(Figure contents as structured data)
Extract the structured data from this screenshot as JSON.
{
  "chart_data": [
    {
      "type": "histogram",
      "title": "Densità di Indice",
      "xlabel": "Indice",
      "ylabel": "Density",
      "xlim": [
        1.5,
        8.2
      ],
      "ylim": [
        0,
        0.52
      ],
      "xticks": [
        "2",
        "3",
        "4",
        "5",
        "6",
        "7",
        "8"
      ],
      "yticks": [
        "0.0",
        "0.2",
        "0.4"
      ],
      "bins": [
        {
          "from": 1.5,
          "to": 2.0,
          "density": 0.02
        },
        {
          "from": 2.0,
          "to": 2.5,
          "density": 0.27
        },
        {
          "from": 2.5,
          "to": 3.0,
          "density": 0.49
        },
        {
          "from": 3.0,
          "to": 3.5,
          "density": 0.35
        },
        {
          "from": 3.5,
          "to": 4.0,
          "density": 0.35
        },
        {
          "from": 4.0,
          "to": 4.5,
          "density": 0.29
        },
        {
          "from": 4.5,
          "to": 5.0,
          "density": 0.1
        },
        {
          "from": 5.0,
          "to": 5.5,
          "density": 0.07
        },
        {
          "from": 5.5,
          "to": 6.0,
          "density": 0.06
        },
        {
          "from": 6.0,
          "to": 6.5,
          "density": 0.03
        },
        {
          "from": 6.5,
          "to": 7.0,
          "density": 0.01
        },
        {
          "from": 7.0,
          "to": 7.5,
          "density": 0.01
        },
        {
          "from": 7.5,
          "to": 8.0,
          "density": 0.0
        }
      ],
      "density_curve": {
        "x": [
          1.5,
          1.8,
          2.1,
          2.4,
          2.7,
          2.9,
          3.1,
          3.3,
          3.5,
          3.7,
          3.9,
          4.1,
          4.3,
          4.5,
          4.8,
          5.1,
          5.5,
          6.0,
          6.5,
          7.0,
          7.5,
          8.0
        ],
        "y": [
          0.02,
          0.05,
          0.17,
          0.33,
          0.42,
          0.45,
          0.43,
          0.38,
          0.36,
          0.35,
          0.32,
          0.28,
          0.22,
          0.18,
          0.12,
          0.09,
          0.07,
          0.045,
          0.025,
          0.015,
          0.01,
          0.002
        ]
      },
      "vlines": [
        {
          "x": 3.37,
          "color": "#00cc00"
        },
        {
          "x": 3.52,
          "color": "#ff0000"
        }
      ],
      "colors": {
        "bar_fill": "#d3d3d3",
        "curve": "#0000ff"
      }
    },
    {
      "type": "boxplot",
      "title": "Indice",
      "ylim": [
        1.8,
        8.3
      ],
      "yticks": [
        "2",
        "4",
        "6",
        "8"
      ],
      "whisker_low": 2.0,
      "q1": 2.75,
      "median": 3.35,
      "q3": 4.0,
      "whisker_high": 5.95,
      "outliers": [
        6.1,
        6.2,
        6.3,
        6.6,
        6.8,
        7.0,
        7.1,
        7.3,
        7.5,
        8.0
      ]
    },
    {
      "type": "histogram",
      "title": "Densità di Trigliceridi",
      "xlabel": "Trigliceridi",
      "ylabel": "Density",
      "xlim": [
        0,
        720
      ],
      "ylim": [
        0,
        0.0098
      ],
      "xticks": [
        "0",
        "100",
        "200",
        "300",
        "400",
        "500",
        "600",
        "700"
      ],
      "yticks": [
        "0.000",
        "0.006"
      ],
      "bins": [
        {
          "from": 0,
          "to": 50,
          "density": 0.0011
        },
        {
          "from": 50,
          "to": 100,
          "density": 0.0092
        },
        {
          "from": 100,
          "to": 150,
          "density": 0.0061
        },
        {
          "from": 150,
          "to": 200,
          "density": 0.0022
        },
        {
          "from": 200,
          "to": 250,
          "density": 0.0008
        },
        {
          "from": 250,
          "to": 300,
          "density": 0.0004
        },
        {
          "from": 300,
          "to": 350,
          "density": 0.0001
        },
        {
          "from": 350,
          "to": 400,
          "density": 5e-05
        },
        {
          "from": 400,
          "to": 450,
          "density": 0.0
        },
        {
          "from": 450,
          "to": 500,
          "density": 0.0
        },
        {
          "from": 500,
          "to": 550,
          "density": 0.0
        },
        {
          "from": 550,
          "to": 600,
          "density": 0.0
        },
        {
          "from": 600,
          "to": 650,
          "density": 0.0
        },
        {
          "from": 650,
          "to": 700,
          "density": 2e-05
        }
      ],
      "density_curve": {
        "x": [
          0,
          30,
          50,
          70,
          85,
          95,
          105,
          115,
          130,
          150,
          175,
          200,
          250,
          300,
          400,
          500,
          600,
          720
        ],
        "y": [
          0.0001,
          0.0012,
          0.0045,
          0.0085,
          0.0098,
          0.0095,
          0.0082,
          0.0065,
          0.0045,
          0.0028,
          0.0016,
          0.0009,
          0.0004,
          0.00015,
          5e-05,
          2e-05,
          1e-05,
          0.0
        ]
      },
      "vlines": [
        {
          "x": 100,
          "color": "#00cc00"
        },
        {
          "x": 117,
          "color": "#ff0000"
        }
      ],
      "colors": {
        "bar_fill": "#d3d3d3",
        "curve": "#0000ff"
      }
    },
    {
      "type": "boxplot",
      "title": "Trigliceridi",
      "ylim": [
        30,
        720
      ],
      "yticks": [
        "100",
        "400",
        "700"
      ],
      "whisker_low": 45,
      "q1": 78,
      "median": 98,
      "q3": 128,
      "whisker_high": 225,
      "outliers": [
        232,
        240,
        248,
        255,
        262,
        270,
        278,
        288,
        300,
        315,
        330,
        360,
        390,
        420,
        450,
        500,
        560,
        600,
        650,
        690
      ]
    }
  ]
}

> _Problem description_
Copy the material above back out, exactly as written.

> _Exercise result_
Extract the structured data from this screenshot as JSON.
{
  "chart_data": [
    {
      "type": "histogram",
      "title": "Densità di Indice",
      "xlabel": "Indice",
      "ylabel": "Density",
      "xlim": [
        1.5,
        8.2
      ],
      "ylim": [
        0,
        0.52
      ],
      "xticks": [
        "2",
        "3",
        "4",
        "5",
        "6",
        "7",
        "8"
      ],
      "yticks": [
        "0.0",
        "0.2",
        "0.4"
      ],
      "bins": [
        {
          "from": 1.5,
          "to": 2.0,
          "density": 0.02
        },
        {
          "from": 2.0,
          "to": 2.5,
          "density": 0.27
        },
        {
          "from": 2.5,
          "to": 3.0,
          "density": 0.49
        },
        {
          "from": 3.0,
          "to": 3.5,
          "density": 0.35
        },
        {
          "from": 3.5,
          "to": 4.0,
          "density": 0.35
        },
        {
          "from": 4.0,
          "to": 4.5,
          "density": 0.29
        },
        {
          "from": 4.5,
          "to": 5.0,
          "density": 0.1
        },
        {
          "from": 5.0,
          "to": 5.5,
          "density": 0.07
        },
        {
          "from": 5.5,
          "to": 6.0,
          "density": 0.06
        },
        {
          "from": 6.0,
          "to": 6.5,
          "density": 0.03
        },
        {
          "from": 6.5,
          "to": 7.0,
          "density": 0.01
        },
        {
          "from": 7.0,
          "to": 7.5,
          "density": 0.01
        },
        {
          "from": 7.5,
          "to": 8.0,
          "density": 0.0
        }
      ],
      "density_curve": {
        "x": [
          1.5,
          1.8,
          2.1,
          2.4,
          2.7,
          2.9,
          3.1,
          3.3,
          3.5,
          3.7,
          3.9,
          4.1,
          4.3,
          4.5,
          4.8,
          5.1,
          5.5,
          6.0,
          6.5,
          7.0,
          7.5,
          8.0
        ],
        "y": [
          0.02,
          0.05,
          0.17,
          0.33,
          0.42,
          0.45,
          0.43,
          0.38,
          0.36,
          0.35,
          0.32,
          0.28,
          0.22,
          0.18,
          0.12,
          0.09,
          0.07,
          0.045,
          0.025,
          0.015,
          0.01,
          0.002
        ]
      },
      "vlines": [
        {
          "x": 3.37,
          "color": "#00cc00"
        },
        {
          "x": 3.52,
          "color": "#ff0000"
        }
      ],
      "colors": {
        "bar_fill": "#d3d3d3",
        "curve": "#0000ff"
      }
    },
    {
      "type": "boxplot",
      "title": "Indice",
      "ylim": [
        1.8,
        8.3
      ],
      "yticks": [
        "2",
        "4",
        "6",
        "8"
      ],
      "whisker_low": 2.0,
      "q1": 2.75,
      "median": 3.35,
      "q3": 4.0,
      "whisker_high": 5.95,
      "outliers": [
        6.1,
        6.2,
        6.3,
        6.6,
        6.8,
        7.0,
        7.1,
        7.3,
        7.5,
        8.0
      ]
    },
    {
      "type": "histogram",
      "title": "Densità di Trigliceridi",
      "xlabel": "Trigliceridi",
      "ylabel": "Density",
      "xlim": [
        0,
        720
      ],
      "ylim": [
        0,
        0.0098
      ],
      "xticks": [
        "0",
        "100",
        "200",
        "300",
        "400",
        "500",
        "600",
        "700"
      ],
      "yticks": [
        "0.000",
        "0.006"
      ],
      "bins": [
        {
          "from": 0,
          "to": 50,
          "density": 0.0011
        },
        {
          "from": 50,
          "to": 100,
          "density": 0.0092
        },
        {
          "from": 100,
          "to": 150,
          "density": 0.0061
        },
        {
          "from": 150,
          "to": 200,
          "density": 0.0022
        },
        {
          "from": 200,
          "to": 250,
          "density": 0.0008
        },
        {
          "from": 250,
          "to": 300,
          "density": 0.0004
        },
        {
          "from": 300,
          "to": 350,
          "density": 0.0001
        },
        {
          "from": 350,
          "to": 400,
          "density": 5e-05
        },
        {
          "from": 400,
          "to": 450,
          "density": 0.0
        },
        {
          "from": 450,
          "to": 500,
          "density": 0.0
        },
        {
          "from": 500,
          "to": 550,
          "density": 0.0
        },
        {
          "from": 550,
          "to": 600,
          "density": 0.0
        },
        {
          "from": 600,
          "to": 650,
          "density": 0.0
        },
        {
          "from": 650,
          "to": 700,
          "density": 2e-05
        }
      ],
      "density_curve": {
        "x": [
          0,
          30,
          50,
          70,
          85,
          95,
          105,
          115,
          130,
          150,
          175,
          200,
          250,
          300,
          400,
          500,
          600,
          720
        ],
        "y": [
          0.0001,
          0.0012,
          0.0045,
          0.0085,
          0.0098,
          0.0095,
          0.0082,
          0.0065,
          0.0045,
          0.0028,
          0.0016,
          0.0009,
          0.0004,
          0.00015,
          5e-05,
          2e-05,
          1e-05,
          0.0
        ]
      },
      "vlines": [
        {
          "x": 100,
          "color": "#00cc00"
        },
        {
          "x": 117,
          "color": "#ff0000"
        }
      ],
      "colors": {
        "bar_fill": "#d3d3d3",
        "curve": "#0000ff"
      }
    },
    {
      "type": "boxplot",
      "title": "Trigliceridi",
      "ylim": [
        30,
        720
      ],
      "yticks": [
        "100",
        "400",
        "700"
      ],
      "whisker_low": 45,
      "q1": 78,
      "median": 98,
      "q3": 128,
      "whisker_high": 225,
      "outliers": [
        232,
        240,
        248,
        255,
        262,
        270,
        278,
        288,
        300,
        315,
        330,
        360,
        390,
        420,
        450,
        500,
        560,
        600,
        650,
        690
      ]
    }
  ]
}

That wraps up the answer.